● **Exercise requirements**: Search the records for the word "JSON" and report each line that has it.

● **A run of records**:
┌────────
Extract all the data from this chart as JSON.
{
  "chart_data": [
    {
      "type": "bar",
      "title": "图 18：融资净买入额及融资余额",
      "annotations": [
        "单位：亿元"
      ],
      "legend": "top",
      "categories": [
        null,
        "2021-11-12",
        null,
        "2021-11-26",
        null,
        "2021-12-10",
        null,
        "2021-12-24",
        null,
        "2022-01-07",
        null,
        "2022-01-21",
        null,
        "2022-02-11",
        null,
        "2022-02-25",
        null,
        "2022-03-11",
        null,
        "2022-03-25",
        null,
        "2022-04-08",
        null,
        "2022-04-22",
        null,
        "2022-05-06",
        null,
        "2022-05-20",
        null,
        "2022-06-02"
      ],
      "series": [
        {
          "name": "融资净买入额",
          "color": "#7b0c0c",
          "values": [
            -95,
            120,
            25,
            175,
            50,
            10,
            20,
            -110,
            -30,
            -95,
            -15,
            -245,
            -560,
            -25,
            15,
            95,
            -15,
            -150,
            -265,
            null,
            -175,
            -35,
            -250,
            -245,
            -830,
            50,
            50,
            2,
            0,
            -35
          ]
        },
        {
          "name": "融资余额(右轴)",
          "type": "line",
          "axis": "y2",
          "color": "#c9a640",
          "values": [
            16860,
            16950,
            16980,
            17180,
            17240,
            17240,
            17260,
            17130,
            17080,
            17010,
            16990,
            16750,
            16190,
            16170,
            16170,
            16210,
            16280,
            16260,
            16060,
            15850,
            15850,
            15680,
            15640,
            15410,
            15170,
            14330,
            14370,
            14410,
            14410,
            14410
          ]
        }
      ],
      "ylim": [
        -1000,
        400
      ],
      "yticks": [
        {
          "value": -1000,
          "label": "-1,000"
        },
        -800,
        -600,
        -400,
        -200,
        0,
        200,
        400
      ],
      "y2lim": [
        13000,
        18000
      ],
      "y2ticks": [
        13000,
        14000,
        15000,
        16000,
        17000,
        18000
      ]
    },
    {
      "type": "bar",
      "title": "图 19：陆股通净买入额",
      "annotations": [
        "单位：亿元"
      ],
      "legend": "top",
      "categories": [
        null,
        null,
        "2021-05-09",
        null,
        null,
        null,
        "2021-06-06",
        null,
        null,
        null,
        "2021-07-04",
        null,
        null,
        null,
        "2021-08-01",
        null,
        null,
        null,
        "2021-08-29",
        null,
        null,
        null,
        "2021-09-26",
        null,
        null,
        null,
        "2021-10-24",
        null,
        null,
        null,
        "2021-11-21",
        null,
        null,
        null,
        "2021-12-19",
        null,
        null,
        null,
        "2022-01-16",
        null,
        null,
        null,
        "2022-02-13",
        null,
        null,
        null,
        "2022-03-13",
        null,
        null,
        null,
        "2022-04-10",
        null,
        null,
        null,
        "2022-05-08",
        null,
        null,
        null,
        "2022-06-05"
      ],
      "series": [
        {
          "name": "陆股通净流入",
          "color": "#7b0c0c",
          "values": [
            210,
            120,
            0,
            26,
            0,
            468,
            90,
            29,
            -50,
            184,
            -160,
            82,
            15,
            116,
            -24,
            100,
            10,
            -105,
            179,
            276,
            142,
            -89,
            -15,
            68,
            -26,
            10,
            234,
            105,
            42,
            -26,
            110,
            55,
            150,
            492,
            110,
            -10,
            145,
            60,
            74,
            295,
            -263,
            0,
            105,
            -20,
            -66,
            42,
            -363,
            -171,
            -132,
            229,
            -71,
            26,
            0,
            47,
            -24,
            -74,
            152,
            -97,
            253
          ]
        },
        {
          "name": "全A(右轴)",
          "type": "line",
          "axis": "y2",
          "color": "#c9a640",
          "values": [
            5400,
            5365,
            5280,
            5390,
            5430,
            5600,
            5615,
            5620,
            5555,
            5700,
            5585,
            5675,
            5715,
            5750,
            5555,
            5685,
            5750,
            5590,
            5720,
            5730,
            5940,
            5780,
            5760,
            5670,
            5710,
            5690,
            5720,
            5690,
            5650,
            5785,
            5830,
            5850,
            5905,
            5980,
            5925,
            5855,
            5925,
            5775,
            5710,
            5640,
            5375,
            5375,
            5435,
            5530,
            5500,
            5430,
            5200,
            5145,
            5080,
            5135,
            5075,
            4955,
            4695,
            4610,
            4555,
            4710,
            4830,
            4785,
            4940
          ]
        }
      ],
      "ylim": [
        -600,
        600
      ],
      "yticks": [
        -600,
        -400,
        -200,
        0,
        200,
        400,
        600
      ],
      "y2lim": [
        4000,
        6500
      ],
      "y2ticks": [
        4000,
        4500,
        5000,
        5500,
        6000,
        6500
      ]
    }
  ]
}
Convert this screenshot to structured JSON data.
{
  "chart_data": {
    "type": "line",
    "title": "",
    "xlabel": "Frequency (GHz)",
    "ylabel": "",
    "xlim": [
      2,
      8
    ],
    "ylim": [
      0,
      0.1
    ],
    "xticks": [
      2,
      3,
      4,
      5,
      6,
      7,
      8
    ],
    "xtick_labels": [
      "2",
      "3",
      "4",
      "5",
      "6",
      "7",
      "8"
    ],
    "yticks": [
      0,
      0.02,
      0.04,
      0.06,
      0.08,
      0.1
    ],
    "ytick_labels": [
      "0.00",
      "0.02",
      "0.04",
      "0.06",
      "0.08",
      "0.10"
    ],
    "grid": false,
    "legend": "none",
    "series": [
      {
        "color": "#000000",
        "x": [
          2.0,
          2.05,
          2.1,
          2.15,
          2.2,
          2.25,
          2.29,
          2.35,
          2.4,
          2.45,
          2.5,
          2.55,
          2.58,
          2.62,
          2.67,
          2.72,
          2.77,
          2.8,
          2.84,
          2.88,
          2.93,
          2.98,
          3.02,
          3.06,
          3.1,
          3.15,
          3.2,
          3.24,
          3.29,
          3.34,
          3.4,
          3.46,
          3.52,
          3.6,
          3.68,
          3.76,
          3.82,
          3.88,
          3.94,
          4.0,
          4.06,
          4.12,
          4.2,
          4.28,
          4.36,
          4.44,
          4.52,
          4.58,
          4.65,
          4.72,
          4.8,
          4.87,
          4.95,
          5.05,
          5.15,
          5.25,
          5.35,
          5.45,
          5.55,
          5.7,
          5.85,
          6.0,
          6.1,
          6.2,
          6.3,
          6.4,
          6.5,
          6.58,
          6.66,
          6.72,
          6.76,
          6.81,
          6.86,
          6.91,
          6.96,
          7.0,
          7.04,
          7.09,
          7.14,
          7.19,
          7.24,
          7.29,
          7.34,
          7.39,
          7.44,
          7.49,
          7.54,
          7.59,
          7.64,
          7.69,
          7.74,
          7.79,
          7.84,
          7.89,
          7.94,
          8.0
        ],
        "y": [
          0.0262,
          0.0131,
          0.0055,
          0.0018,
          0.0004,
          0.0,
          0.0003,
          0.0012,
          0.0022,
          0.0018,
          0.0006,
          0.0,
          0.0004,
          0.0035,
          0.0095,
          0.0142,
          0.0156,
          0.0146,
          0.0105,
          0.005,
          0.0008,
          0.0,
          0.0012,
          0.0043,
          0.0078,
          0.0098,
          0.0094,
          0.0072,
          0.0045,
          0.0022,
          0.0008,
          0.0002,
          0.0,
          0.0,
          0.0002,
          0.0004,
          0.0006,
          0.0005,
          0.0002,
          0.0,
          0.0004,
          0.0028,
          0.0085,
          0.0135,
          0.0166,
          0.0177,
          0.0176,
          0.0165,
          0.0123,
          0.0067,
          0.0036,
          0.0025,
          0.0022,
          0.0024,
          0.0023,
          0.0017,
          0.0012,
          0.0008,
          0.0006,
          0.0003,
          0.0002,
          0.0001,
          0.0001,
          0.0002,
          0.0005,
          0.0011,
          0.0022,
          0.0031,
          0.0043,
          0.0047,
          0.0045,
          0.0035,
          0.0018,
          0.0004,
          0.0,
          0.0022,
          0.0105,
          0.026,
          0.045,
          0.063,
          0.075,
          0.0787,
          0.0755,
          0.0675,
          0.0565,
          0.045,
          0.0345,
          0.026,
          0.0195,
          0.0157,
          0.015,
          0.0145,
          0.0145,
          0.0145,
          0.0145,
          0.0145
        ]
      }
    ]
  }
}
└────────
● **Result**:
Extract all the data from this chart as JSON.
Convert this screenshot to structured JSON data.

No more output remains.